Aim of the exercise:
Retype the data below without altering anything.

(Data entries)
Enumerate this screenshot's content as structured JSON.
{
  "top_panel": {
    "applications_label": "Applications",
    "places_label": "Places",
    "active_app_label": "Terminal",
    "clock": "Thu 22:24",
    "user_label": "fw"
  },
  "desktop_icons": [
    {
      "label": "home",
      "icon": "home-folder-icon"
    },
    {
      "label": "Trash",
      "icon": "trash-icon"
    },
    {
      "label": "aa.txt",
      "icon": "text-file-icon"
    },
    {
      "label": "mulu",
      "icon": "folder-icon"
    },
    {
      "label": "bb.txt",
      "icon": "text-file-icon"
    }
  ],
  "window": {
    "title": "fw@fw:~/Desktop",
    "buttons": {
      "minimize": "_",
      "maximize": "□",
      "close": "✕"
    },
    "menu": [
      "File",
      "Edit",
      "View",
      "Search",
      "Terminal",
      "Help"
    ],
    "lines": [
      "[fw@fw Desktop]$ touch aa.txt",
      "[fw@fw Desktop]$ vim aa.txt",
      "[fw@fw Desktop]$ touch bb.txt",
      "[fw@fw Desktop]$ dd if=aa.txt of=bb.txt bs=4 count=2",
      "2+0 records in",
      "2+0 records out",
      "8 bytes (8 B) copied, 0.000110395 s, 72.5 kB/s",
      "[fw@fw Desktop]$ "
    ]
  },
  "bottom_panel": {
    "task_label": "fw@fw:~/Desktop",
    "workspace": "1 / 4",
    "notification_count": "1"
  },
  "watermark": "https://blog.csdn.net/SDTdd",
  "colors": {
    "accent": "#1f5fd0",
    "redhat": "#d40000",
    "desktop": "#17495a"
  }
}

Answer to this problem:
Enumerate this screenshot's content as structured JSON.
{
  "top_panel": {
    "applications_label": "Applications",
    "places_label": "Places",
    "active_app_label": "Terminal",
    "clock": "Thu 22:24",
    "user_label": "fw"
  },
  "desktop_icons": [
    {
      "label": "home",
      "icon": "home-folder-icon"
    },
    {
      "label": "Trash",
      "icon": "trash-icon"
    },
    {
      "label": "aa.txt",
      "icon": "text-file-icon"
    },
    {
      "label": "mulu",
      "icon": "folder-icon"
    },
    {
      "label": "bb.txt",
      "icon": "text-file-icon"
    }
  ],
  "window": {
    "title": "fw@fw:~/Desktop",
    "buttons": {
      "minimize": "_",
      "maximize": "□",
      "close": "✕"
    },
    "menu": [
      "File",
      "Edit",
      "View",
      "Search",
      "Terminal",
      "Help"
    ],
    "lines": [
      "[fw@fw Desktop]$ touch aa.txt",
      "[fw@fw Desktop]$ vim aa.txt",
      "[fw@fw Desktop]$ touch bb.txt",
      "[fw@fw Desktop]$ dd if=aa.txt of=bb.txt bs=4 count=2",
      "2+0 records in",
      "2+0 records out",
      "8 bytes (8 B) copied, 0.000110395 s, 72.5 kB/s",
      "[fw@fw Desktop]$ "
    ]
  },
  "bottom_panel": {
    "task_label": "fw@fw:~/Desktop",
    "workspace": "1 / 4",
    "notification_count": "1"
  },
  "watermark": "https://blog.csdn.net/SDTdd",
  "colors": {
    "accent": "#1f5fd0",
    "redhat": "#d40000",
    "desktop": "#17495a"
  }
}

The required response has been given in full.